[Stored items from a collection]
******************************

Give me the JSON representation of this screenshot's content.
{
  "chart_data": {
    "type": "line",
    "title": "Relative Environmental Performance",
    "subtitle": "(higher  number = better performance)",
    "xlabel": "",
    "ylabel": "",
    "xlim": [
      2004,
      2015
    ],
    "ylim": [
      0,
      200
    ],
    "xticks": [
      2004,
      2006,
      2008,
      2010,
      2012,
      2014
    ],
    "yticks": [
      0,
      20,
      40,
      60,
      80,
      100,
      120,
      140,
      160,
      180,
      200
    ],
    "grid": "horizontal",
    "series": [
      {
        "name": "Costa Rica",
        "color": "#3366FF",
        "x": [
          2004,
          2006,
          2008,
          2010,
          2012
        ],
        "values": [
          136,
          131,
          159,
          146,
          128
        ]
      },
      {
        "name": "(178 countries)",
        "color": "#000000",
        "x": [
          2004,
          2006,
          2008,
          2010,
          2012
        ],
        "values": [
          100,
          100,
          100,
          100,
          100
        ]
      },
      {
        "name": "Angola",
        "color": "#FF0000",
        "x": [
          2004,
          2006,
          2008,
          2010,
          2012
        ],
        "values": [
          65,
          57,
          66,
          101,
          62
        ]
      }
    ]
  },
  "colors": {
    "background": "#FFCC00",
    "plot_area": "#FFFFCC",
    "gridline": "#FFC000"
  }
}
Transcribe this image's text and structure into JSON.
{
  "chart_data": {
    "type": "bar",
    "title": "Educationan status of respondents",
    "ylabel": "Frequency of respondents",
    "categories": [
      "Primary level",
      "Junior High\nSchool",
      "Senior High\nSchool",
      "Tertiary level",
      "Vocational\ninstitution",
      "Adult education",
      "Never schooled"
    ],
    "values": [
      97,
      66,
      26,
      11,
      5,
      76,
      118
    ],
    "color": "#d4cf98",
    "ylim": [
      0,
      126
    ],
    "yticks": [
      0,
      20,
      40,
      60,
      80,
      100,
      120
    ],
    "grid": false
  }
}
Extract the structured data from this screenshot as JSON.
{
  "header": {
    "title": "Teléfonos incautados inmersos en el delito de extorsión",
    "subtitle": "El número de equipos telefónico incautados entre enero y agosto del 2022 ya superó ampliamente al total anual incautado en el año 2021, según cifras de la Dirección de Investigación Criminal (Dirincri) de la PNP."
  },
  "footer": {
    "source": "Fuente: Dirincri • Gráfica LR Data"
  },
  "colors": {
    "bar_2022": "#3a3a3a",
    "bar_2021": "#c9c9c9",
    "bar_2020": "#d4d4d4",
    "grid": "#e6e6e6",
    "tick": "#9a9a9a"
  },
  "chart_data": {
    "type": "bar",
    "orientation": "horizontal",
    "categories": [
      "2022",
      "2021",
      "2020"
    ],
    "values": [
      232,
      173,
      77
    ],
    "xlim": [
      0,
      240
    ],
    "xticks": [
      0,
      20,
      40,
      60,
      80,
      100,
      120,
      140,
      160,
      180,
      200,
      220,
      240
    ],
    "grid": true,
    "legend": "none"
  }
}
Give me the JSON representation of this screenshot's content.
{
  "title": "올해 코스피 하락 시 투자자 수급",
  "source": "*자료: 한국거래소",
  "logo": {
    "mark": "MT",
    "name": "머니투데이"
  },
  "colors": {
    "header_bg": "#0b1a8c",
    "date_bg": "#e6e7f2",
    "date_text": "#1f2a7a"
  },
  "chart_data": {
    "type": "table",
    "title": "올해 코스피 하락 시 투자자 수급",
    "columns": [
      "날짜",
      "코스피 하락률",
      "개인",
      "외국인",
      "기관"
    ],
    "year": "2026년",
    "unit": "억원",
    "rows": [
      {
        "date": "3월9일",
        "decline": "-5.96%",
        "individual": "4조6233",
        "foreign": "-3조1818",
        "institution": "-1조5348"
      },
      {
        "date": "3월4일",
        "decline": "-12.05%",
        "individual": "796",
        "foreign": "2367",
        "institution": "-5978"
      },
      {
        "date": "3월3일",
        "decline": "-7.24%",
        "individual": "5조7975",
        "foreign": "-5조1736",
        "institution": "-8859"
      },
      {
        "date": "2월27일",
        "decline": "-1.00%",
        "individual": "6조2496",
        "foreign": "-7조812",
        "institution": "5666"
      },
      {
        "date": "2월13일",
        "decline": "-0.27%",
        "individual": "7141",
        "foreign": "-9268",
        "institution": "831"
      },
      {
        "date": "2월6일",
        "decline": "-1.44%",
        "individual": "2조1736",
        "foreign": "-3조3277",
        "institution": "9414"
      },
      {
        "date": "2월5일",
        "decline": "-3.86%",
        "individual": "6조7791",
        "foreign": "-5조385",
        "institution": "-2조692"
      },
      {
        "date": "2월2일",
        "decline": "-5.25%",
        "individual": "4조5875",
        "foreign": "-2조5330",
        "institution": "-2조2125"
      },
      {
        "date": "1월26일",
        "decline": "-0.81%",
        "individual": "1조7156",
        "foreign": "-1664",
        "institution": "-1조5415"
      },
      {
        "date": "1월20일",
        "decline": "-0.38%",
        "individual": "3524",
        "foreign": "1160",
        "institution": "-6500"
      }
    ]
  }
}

******************************

Look through the data above. Each line containing the word "ylabel" needs to be copied.

▸ **COMPLETE RESPONSE**:
    "ylabel": "",
    "ylabel": "Frequency of respondents",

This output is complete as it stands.